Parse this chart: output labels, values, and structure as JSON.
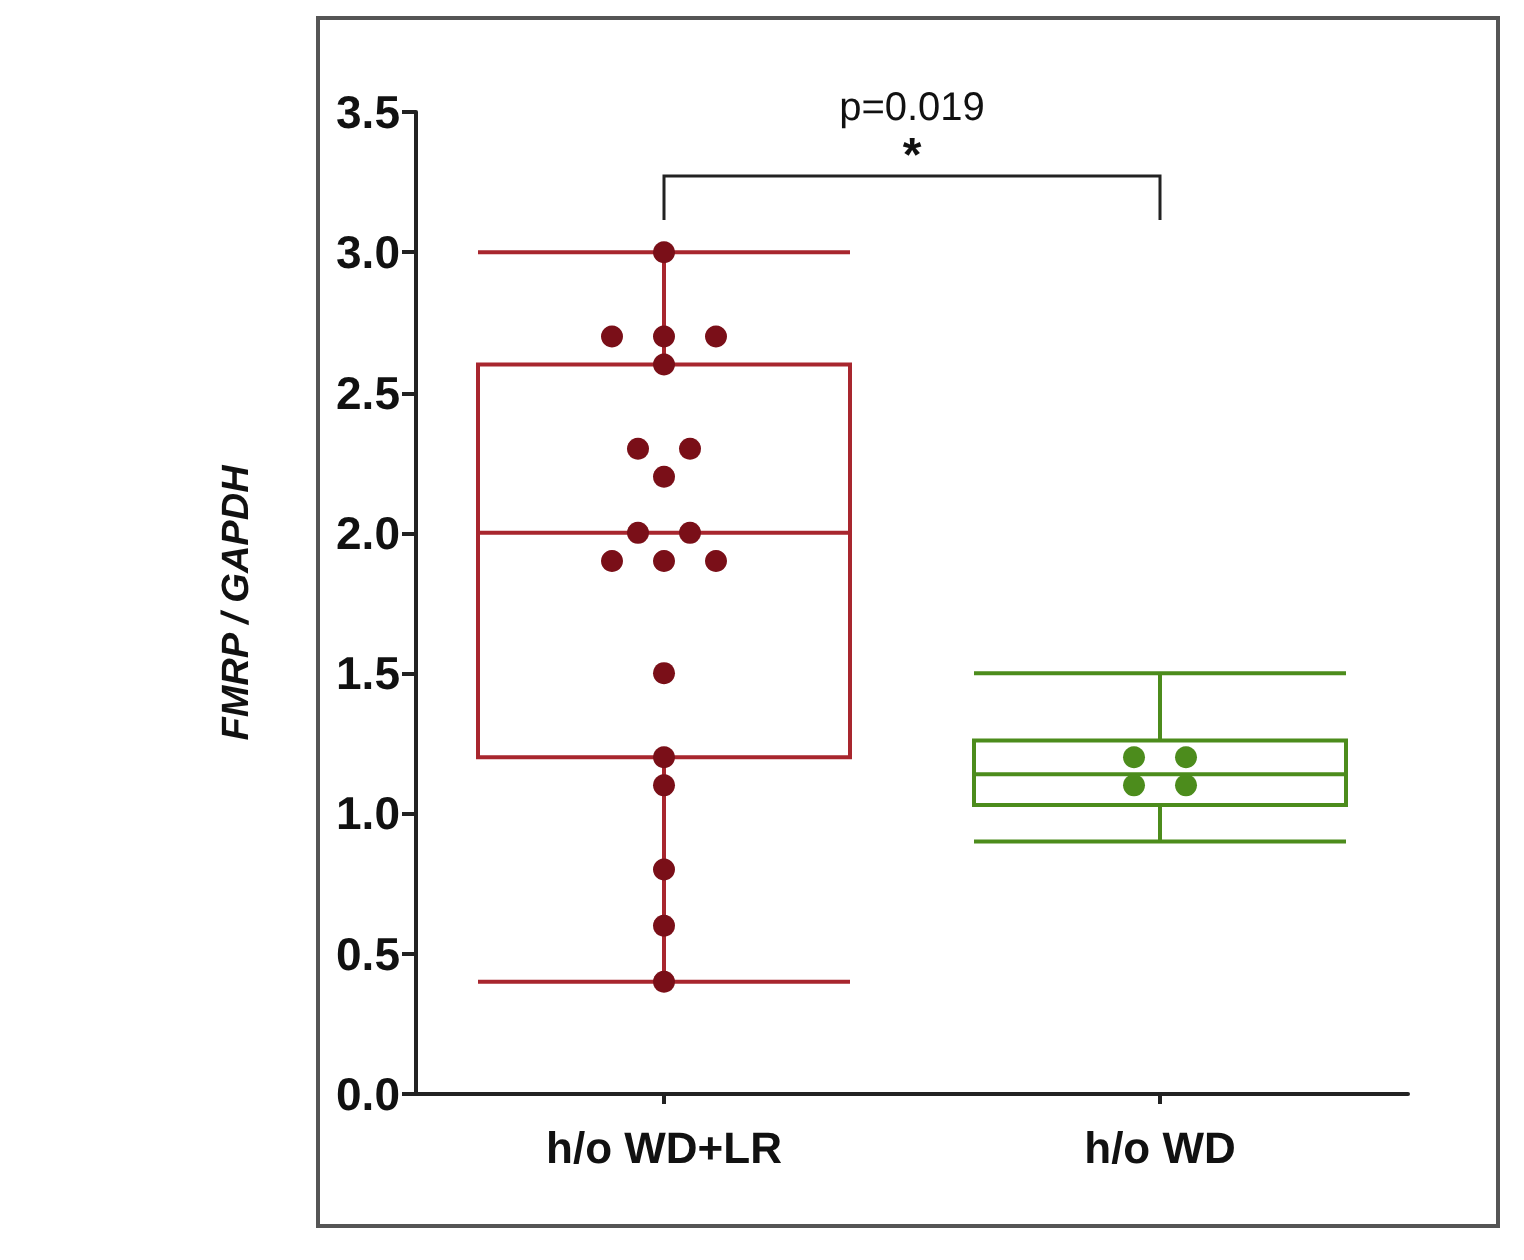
{
  "chart_data": {
    "type": "box",
    "ylabel": "FMRP / GAPDH",
    "categories": [
      "h/o WD+LR",
      "h/o WD"
    ],
    "boxes": [
      {
        "low": 0.4,
        "q1": 1.2,
        "median": 2.0,
        "q3": 2.6,
        "high": 3.0
      },
      {
        "low": 0.9,
        "q1": 1.03,
        "median": 1.14,
        "q3": 1.26,
        "high": 1.5
      }
    ],
    "colors": [
      "#a8262e",
      "#4c8c1c"
    ],
    "series": [
      {
        "type": "scatter",
        "color": "#7a0f18",
        "x": [
          "h/o WD+LR",
          "h/o WD+LR",
          "h/o WD+LR",
          "h/o WD+LR",
          "h/o WD+LR",
          "h/o WD+LR",
          "h/o WD+LR",
          "h/o WD+LR",
          "h/o WD+LR",
          "h/o WD+LR",
          "h/o WD+LR",
          "h/o WD+LR",
          "h/o WD+LR",
          "h/o WD+LR",
          "h/o WD+LR",
          "h/o WD+LR",
          "h/o WD+LR",
          "h/o WD+LR",
          "h/o WD+LR"
        ],
        "values": [
          3.0,
          2.7,
          2.7,
          2.7,
          2.6,
          2.3,
          2.3,
          2.2,
          2.0,
          2.0,
          1.9,
          1.9,
          1.9,
          1.5,
          1.2,
          1.1,
          0.8,
          0.6,
          0.4
        ]
      },
      {
        "type": "scatter",
        "color": "#4c8c1c",
        "x": [
          "h/o WD",
          "h/o WD",
          "h/o WD",
          "h/o WD"
        ],
        "values": [
          1.2,
          1.2,
          1.1,
          1.1
        ]
      }
    ],
    "ylim": [
      0,
      3.5
    ],
    "yticks": [
      {
        "value": 0,
        "label": "0.0"
      },
      {
        "value": 0.5,
        "label": "0.5"
      },
      {
        "value": 1,
        "label": "1.0"
      },
      {
        "value": 1.5,
        "label": "1.5"
      },
      {
        "value": 2,
        "label": "2.0"
      },
      {
        "value": 2.5,
        "label": "2.5"
      },
      {
        "value": 3,
        "label": "3.0"
      },
      {
        "value": 3.5,
        "label": "3.5"
      }
    ],
    "annotations": [
      "p=0.019",
      "*"
    ],
    "grid": false,
    "marker": "circle"
  }
}
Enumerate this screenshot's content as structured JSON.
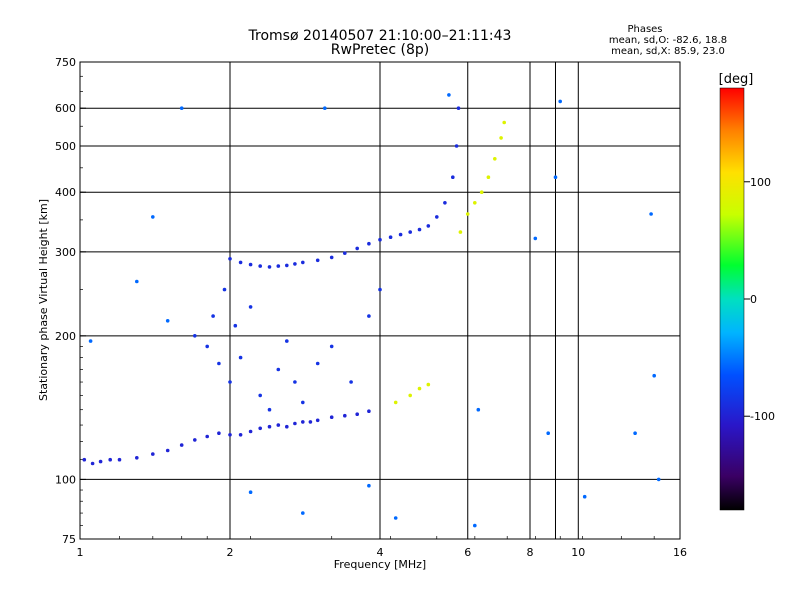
{
  "chart_data": {
    "type": "scatter",
    "title": "Tromsø 20140507 21:10:00–21:11:43",
    "subtitle": "RwPretec (8p)",
    "xlabel": "Frequency [MHz]",
    "ylabel": "Stationary phase Virtual Height [km]",
    "x_scale": "log",
    "y_scale": "log",
    "xlim": [
      1,
      16
    ],
    "ylim": [
      75,
      750
    ],
    "x_ticks": [
      1,
      2,
      4,
      6,
      8,
      10,
      16
    ],
    "x_tick_labels": [
      "1",
      "2",
      "4",
      "6",
      "8",
      "10",
      "16"
    ],
    "x_grid": [
      2,
      4,
      6,
      8,
      9,
      10
    ],
    "y_ticks": [
      75,
      100,
      200,
      300,
      400,
      500,
      600,
      750
    ],
    "y_tick_labels": [
      "75",
      "100",
      "200",
      "300",
      "400",
      "500",
      "600",
      "750"
    ],
    "y_grid": [
      100,
      200,
      300,
      400,
      500,
      600
    ],
    "grid": true,
    "phase_stats": {
      "heading": "Phases",
      "line_o": "mean, sd,O: -82.6, 18.8",
      "line_x": "mean, sd,X:  85.9, 23.0"
    },
    "colorbar": {
      "label": "[deg]",
      "min": -180,
      "max": 180,
      "ticks": [
        100,
        0,
        -100
      ],
      "tick_labels": [
        "100",
        "0",
        "-100"
      ],
      "colormap": "rainbow"
    },
    "series": [
      {
        "role": "o_mode_low_trace",
        "points": [
          [
            1.02,
            110
          ],
          [
            1.06,
            108
          ],
          [
            1.1,
            109
          ],
          [
            1.15,
            110
          ],
          [
            1.2,
            110
          ],
          [
            1.3,
            111
          ],
          [
            1.4,
            113
          ],
          [
            1.5,
            115
          ],
          [
            1.6,
            118
          ],
          [
            1.7,
            121
          ],
          [
            1.8,
            123
          ],
          [
            1.9,
            125
          ],
          [
            2.0,
            124
          ],
          [
            2.1,
            124
          ],
          [
            2.2,
            126
          ],
          [
            2.3,
            128
          ],
          [
            2.4,
            129
          ],
          [
            2.5,
            130
          ],
          [
            2.6,
            129
          ],
          [
            2.7,
            131
          ],
          [
            2.8,
            132
          ],
          [
            2.9,
            132
          ],
          [
            3.0,
            133
          ],
          [
            3.2,
            135
          ],
          [
            3.4,
            136
          ],
          [
            3.6,
            137
          ],
          [
            3.8,
            139
          ]
        ],
        "phase": -100
      },
      {
        "role": "o_mode_f_trace",
        "points": [
          [
            2.0,
            290
          ],
          [
            2.1,
            285
          ],
          [
            2.2,
            282
          ],
          [
            2.3,
            280
          ],
          [
            2.4,
            279
          ],
          [
            2.5,
            280
          ],
          [
            2.6,
            281
          ],
          [
            2.7,
            283
          ],
          [
            2.8,
            285
          ],
          [
            3.0,
            288
          ],
          [
            3.2,
            292
          ],
          [
            3.4,
            298
          ],
          [
            3.6,
            305
          ],
          [
            3.8,
            312
          ],
          [
            4.0,
            318
          ],
          [
            4.2,
            322
          ],
          [
            4.4,
            326
          ],
          [
            4.6,
            330
          ],
          [
            4.8,
            334
          ],
          [
            5.0,
            340
          ],
          [
            5.2,
            355
          ],
          [
            5.4,
            380
          ],
          [
            5.6,
            430
          ],
          [
            5.7,
            500
          ],
          [
            5.75,
            600
          ]
        ],
        "phase": -95
      },
      {
        "role": "x_mode_trace",
        "points": [
          [
            4.3,
            145
          ],
          [
            4.6,
            150
          ],
          [
            4.8,
            155
          ],
          [
            5.0,
            158
          ],
          [
            5.8,
            330
          ],
          [
            6.0,
            360
          ],
          [
            6.2,
            380
          ],
          [
            6.4,
            400
          ],
          [
            6.6,
            430
          ],
          [
            6.8,
            470
          ],
          [
            7.0,
            520
          ],
          [
            7.1,
            560
          ]
        ],
        "phase": 85
      },
      {
        "role": "spread_echoes",
        "points": [
          [
            1.7,
            200
          ],
          [
            1.8,
            190
          ],
          [
            1.85,
            220
          ],
          [
            1.9,
            175
          ],
          [
            1.95,
            250
          ],
          [
            2.0,
            160
          ],
          [
            2.05,
            210
          ],
          [
            2.1,
            180
          ],
          [
            2.2,
            230
          ],
          [
            2.3,
            150
          ],
          [
            2.4,
            140
          ],
          [
            2.5,
            170
          ],
          [
            2.6,
            195
          ],
          [
            2.7,
            160
          ],
          [
            2.8,
            145
          ],
          [
            3.0,
            175
          ],
          [
            3.2,
            190
          ],
          [
            3.5,
            160
          ],
          [
            3.8,
            220
          ],
          [
            4.0,
            250
          ]
        ],
        "phase": -90
      },
      {
        "role": "scattered_points",
        "points": [
          [
            1.05,
            195
          ],
          [
            1.3,
            260
          ],
          [
            1.4,
            355
          ],
          [
            1.5,
            215
          ],
          [
            1.6,
            600
          ],
          [
            2.2,
            94
          ],
          [
            2.8,
            85
          ],
          [
            3.1,
            600
          ],
          [
            3.8,
            97
          ],
          [
            4.3,
            83
          ],
          [
            5.5,
            640
          ],
          [
            6.2,
            80
          ],
          [
            6.3,
            140
          ],
          [
            8.2,
            320
          ],
          [
            8.7,
            125
          ],
          [
            9.0,
            430
          ],
          [
            9.2,
            620
          ],
          [
            10.3,
            92
          ],
          [
            13.0,
            125
          ],
          [
            14.0,
            360
          ],
          [
            14.2,
            165
          ],
          [
            14.5,
            100
          ]
        ],
        "phase": -60
      }
    ]
  }
}
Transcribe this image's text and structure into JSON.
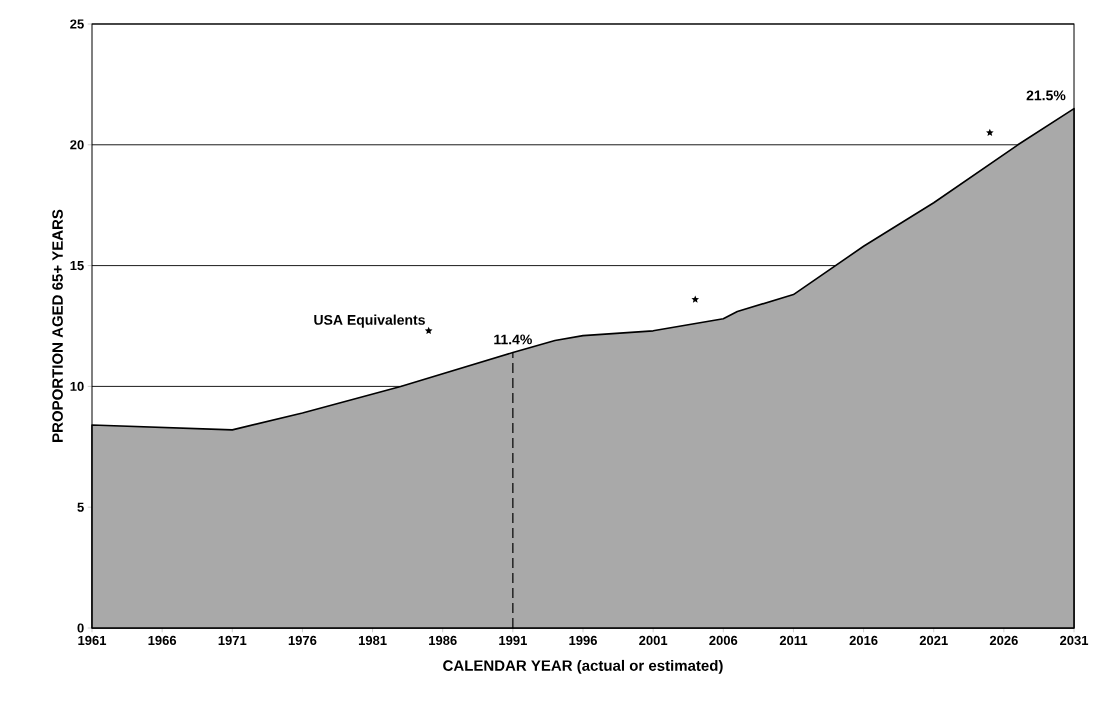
┄┄┄┄┄┄
§ What you should do
Examine the records and pull out every line where the string "ylabel" occurs.

§ Answer to this exercise
    "ylabel": "FMRP / GAPDH",
    "ylabel": "Stationary phase Virtual Height [km]",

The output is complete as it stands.